** begin Entries shown **
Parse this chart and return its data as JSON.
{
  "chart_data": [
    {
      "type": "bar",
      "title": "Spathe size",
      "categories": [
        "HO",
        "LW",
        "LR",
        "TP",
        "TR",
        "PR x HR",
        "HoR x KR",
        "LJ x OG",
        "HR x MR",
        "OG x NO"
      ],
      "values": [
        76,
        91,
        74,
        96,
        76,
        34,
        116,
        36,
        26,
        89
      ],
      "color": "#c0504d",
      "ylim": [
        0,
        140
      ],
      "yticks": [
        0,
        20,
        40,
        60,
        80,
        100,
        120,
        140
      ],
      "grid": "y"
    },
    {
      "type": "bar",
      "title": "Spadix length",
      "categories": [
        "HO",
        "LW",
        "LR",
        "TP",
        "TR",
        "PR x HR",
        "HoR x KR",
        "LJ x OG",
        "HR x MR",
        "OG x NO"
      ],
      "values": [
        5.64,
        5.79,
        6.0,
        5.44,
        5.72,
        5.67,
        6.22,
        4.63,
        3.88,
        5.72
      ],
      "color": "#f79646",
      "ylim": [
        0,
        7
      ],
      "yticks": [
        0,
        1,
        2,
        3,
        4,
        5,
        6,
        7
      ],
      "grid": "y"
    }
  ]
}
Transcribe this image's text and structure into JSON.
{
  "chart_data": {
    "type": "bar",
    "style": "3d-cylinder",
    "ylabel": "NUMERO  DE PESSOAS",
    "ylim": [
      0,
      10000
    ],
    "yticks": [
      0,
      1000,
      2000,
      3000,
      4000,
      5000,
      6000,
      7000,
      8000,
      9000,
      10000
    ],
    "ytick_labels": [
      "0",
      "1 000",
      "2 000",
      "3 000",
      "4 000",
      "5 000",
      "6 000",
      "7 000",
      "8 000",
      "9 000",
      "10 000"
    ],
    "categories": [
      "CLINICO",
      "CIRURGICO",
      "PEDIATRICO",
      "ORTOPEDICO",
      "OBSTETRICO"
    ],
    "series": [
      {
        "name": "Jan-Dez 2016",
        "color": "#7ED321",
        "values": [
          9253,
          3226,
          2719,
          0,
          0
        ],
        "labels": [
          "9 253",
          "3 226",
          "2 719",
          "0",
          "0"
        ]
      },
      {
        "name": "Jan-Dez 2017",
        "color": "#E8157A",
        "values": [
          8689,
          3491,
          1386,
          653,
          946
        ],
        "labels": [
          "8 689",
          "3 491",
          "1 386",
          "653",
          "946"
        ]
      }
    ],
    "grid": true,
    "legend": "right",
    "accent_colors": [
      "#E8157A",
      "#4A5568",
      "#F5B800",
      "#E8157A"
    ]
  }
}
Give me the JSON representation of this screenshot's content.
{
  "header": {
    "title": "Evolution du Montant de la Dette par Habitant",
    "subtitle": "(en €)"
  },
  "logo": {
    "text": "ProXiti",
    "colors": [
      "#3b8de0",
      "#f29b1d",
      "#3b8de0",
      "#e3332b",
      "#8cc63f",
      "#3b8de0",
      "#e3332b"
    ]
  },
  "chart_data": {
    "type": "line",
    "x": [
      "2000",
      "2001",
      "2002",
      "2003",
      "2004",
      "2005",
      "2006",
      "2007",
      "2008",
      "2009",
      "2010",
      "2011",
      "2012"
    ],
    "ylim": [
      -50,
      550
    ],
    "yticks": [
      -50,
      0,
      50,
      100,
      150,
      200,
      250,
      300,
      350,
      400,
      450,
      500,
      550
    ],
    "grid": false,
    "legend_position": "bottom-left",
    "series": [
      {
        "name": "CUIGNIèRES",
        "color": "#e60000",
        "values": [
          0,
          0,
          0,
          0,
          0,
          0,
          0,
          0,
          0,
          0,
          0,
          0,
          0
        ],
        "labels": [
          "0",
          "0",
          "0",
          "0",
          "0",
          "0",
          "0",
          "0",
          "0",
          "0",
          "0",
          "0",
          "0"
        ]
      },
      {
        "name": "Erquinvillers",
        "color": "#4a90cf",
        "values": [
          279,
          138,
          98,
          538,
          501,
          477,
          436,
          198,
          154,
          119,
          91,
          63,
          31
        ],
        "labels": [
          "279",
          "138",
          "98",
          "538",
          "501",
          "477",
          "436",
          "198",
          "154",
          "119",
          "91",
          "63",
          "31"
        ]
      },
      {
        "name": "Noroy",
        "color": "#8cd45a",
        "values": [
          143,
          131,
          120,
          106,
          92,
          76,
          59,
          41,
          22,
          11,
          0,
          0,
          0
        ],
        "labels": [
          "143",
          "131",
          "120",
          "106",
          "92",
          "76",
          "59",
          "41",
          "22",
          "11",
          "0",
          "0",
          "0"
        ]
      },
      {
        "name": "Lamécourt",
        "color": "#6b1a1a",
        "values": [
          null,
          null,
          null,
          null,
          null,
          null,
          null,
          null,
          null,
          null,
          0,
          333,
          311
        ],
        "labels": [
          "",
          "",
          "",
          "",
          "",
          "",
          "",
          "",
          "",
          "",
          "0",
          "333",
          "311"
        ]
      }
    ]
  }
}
** end Entries shown **
▶ **The exercise**:
Your task is to return the full listing exactly as it was given.

▶ **Output for this exercise**:
Parse this chart and return its data as JSON.
{
  "chart_data": [
    {
      "type": "bar",
      "title": "Spathe size",
      "categories": [
        "HO",
        "LW",
        "LR",
        "TP",
        "TR",
        "PR x HR",
        "HoR x KR",
        "LJ x OG",
        "HR x MR",
        "OG x NO"
      ],
      "values": [
        76,
        91,
        74,
        96,
        76,
        34,
        116,
        36,
        26,
        89
      ],
      "color": "#c0504d",
      "ylim": [
        0,
        140
      ],
      "yticks": [
        0,
        20,
        40,
        60,
        80,
        100,
        120,
        140
      ],
      "grid": "y"
    },
    {
      "type": "bar",
      "title": "Spadix length",
      "categories": [
        "HO",
        "LW",
        "LR",
        "TP",
        "TR",
        "PR x HR",
        "HoR x KR",
        "LJ x OG",
        "HR x MR",
        "OG x NO"
      ],
      "values": [
        5.64,
        5.79,
        6.0,
        5.44,
        5.72,
        5.67,
        6.22,
        4.63,
        3.88,
        5.72
      ],
      "color": "#f79646",
      "ylim": [
        0,
        7
      ],
      "yticks": [
        0,
        1,
        2,
        3,
        4,
        5,
        6,
        7
      ],
      "grid": "y"
    }
  ]
}
Transcribe this image's text and structure into JSON.
{
  "chart_data": {
    "type": "bar",
    "style": "3d-cylinder",
    "ylabel": "NUMERO  DE PESSOAS",
    "ylim": [
      0,
      10000
    ],
    "yticks": [
      0,
      1000,
      2000,
      3000,
      4000,
      5000,
      6000,
      7000,
      8000,
      9000,
      10000
    ],
    "ytick_labels": [
      "0",
      "1 000",
      "2 000",
      "3 000",
      "4 000",
      "5 000",
      "6 000",
      "7 000",
      "8 000",
      "9 000",
      "10 000"
    ],
    "categories": [
      "CLINICO",
      "CIRURGICO",
      "PEDIATRICO",
      "ORTOPEDICO",
      "OBSTETRICO"
    ],
    "series": [
      {
        "name": "Jan-Dez 2016",
        "color": "#7ED321",
        "values": [
          9253,
          3226,
          2719,
          0,
          0
        ],
        "labels": [
          "9 253",
          "3 226",
          "2 719",
          "0",
          "0"
        ]
      },
      {
        "name": "Jan-Dez 2017",
        "color": "#E8157A",
        "values": [
          8689,
          3491,
          1386,
          653,
          946
        ],
        "labels": [
          "8 689",
          "3 491",
          "1 386",
          "653",
          "946"
        ]
      }
    ],
    "grid": true,
    "legend": "right",
    "accent_colors": [
      "#E8157A",
      "#4A5568",
      "#F5B800",
      "#E8157A"
    ]
  }
}
Give me the JSON representation of this screenshot's content.
{
  "header": {
    "title": "Evolution du Montant de la Dette par Habitant",
    "subtitle": "(en €)"
  },
  "logo": {
    "text": "ProXiti",
    "colors": [
      "#3b8de0",
      "#f29b1d",
      "#3b8de0",
      "#e3332b",
      "#8cc63f",
      "#3b8de0",
      "#e3332b"
    ]
  },
  "chart_data": {
    "type": "line",
    "x": [
      "2000",
      "2001",
      "2002",
      "2003",
      "2004",
      "2005",
      "2006",
      "2007",
      "2008",
      "2009",
      "2010",
      "2011",
      "2012"
    ],
    "ylim": [
      -50,
      550
    ],
    "yticks": [
      -50,
      0,
      50,
      100,
      150,
      200,
      250,
      300,
      350,
      400,
      450,
      500,
      550
    ],
    "grid": false,
    "legend_position": "bottom-left",
    "series": [
      {
        "name": "CUIGNIèRES",
        "color": "#e60000",
        "values": [
          0,
          0,
          0,
          0,
          0,
          0,
          0,
          0,
          0,
          0,
          0,
          0,
          0
        ],
        "labels": [
          "0",
          "0",
          "0",
          "0",
          "0",
          "0",
          "0",
          "0",
          "0",
          "0",
          "0",
          "0",
          "0"
        ]
      },
      {
        "name": "Erquinvillers",
        "color": "#4a90cf",
        "values": [
          279,
          138,
          98,
          538,
          501,
          477,
          436,
          198,
          154,
          119,
          91,
          63,
          31
        ],
        "labels": [
          "279",
          "138",
          "98",
          "538",
          "501",
          "477",
          "436",
          "198",
          "154",
          "119",
          "91",
          "63",
          "31"
        ]
      },
      {
        "name": "Noroy",
        "color": "#8cd45a",
        "values": [
          143,
          131,
          120,
          106,
          92,
          76,
          59,
          41,
          22,
          11,
          0,
          0,
          0
        ],
        "labels": [
          "143",
          "131",
          "120",
          "106",
          "92",
          "76",
          "59",
          "41",
          "22",
          "11",
          "0",
          "0",
          "0"
        ]
      },
      {
        "name": "Lamécourt",
        "color": "#6b1a1a",
        "values": [
          null,
          null,
          null,
          null,
          null,
          null,
          null,
          null,
          null,
          null,
          0,
          333,
          311
        ],
        "labels": [
          "",
          "",
          "",
          "",
          "",
          "",
          "",
          "",
          "",
          "",
          "0",
          "333",
          "311"
        ]
      }
    ]
  }
}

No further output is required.